Copy out all of the material exactly.

-- Begin SOURCE MATERIAL --

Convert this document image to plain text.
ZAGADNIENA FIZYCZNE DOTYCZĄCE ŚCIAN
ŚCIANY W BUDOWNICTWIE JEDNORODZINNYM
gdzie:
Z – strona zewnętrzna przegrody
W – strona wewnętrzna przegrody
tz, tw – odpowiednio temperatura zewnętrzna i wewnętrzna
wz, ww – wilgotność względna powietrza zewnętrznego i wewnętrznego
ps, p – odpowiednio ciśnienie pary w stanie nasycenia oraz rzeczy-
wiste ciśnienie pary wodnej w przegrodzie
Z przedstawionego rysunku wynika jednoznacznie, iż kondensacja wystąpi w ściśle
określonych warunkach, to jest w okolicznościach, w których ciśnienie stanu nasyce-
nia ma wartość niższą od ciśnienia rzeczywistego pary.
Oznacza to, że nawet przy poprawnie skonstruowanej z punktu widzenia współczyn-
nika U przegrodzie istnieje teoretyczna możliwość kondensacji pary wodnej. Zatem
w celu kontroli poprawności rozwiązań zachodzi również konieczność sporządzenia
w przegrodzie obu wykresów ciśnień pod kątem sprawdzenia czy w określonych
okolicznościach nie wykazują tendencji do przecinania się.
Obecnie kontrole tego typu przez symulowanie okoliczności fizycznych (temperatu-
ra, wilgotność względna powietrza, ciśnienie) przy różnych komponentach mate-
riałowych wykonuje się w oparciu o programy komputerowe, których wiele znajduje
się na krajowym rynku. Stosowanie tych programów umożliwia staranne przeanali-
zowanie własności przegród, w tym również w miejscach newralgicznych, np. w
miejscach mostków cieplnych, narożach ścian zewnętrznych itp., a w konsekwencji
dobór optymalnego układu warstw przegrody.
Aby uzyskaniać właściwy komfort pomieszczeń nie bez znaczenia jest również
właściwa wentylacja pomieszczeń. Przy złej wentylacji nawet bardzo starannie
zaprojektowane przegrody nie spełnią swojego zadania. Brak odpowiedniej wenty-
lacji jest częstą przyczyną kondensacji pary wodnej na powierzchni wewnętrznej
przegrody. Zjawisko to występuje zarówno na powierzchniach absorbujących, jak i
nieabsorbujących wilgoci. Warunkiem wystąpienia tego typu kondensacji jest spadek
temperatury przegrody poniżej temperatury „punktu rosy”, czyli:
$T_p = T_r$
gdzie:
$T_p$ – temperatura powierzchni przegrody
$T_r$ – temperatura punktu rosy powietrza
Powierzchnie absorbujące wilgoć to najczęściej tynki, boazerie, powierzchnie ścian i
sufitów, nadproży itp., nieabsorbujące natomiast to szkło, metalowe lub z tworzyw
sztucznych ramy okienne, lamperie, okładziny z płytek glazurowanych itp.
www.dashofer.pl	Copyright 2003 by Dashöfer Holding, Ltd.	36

-- End SOURCE MATERIAL --

OUTPUT OF THE TASK:
Convert this document image to plain text.
ZAGADNIENA FIZYCZNE DOTYCZĄCE ŚCIAN
ŚCIANY W BUDOWNICTWIE JEDNORODZINNYM
gdzie:
Z – strona zewnętrzna przegrody
W – strona wewnętrzna przegrody
tz, tw – odpowiednio temperatura zewnętrzna i wewnętrzna
wz, ww – wilgotność względna powietrza zewnętrznego i wewnętrznego
ps, p – odpowiednio ciśnienie pary w stanie nasycenia oraz rzeczy-
wiste ciśnienie pary wodnej w przegrodzie
Z przedstawionego rysunku wynika jednoznacznie, iż kondensacja wystąpi w ściśle
określonych warunkach, to jest w okolicznościach, w których ciśnienie stanu nasyce-
nia ma wartość niższą od ciśnienia rzeczywistego pary.
Oznacza to, że nawet przy poprawnie skonstruowanej z punktu widzenia współczyn-
nika U przegrodzie istnieje teoretyczna możliwość kondensacji pary wodnej. Zatem
w celu kontroli poprawności rozwiązań zachodzi również konieczność sporządzenia
w przegrodzie obu wykresów ciśnień pod kątem sprawdzenia czy w określonych
okolicznościach nie wykazują tendencji do przecinania się.
Obecnie kontrole tego typu przez symulowanie okoliczności fizycznych (temperatu-
ra, wilgotność względna powietrza, ciśnienie) przy różnych komponentach mate-
riałowych wykonuje się w oparciu o programy komputerowe, których wiele znajduje
się na krajowym rynku. Stosowanie tych programów umożliwia staranne przeanali-
zowanie własności przegród, w tym również w miejscach newralgicznych, np. w
miejscach mostków cieplnych, narożach ścian zewnętrznych itp., a w konsekwencji
dobór optymalnego układu warstw przegrody.
Aby uzyskaniać właściwy komfort pomieszczeń nie bez znaczenia jest również
właściwa wentylacja pomieszczeń. Przy złej wentylacji nawet bardzo starannie
zaprojektowane przegrody nie spełnią swojego zadania. Brak odpowiedniej wenty-
lacji jest częstą przyczyną kondensacji pary wodnej na powierzchni wewnętrznej
przegrody. Zjawisko to występuje zarówno na powierzchniach absorbujących, jak i
nieabsorbujących wilgoci. Warunkiem wystąpienia tego typu kondensacji jest spadek
temperatury przegrody poniżej temperatury „punktu rosy”, czyli:
$T_p = T_r$
gdzie:
$T_p$ – temperatura powierzchni przegrody
$T_r$ – temperatura punktu rosy powietrza
Powierzchnie absorbujące wilgoć to najczęściej tynki, boazerie, powierzchnie ścian i
sufitów, nadproży itp., nieabsorbujące natomiast to szkło, metalowe lub z tworzyw
sztucznych ramy okienne, lamperie, okładziny z płytek glazurowanych itp.
www.dashofer.pl	Copyright 2003 by Dashöfer Holding, Ltd.	36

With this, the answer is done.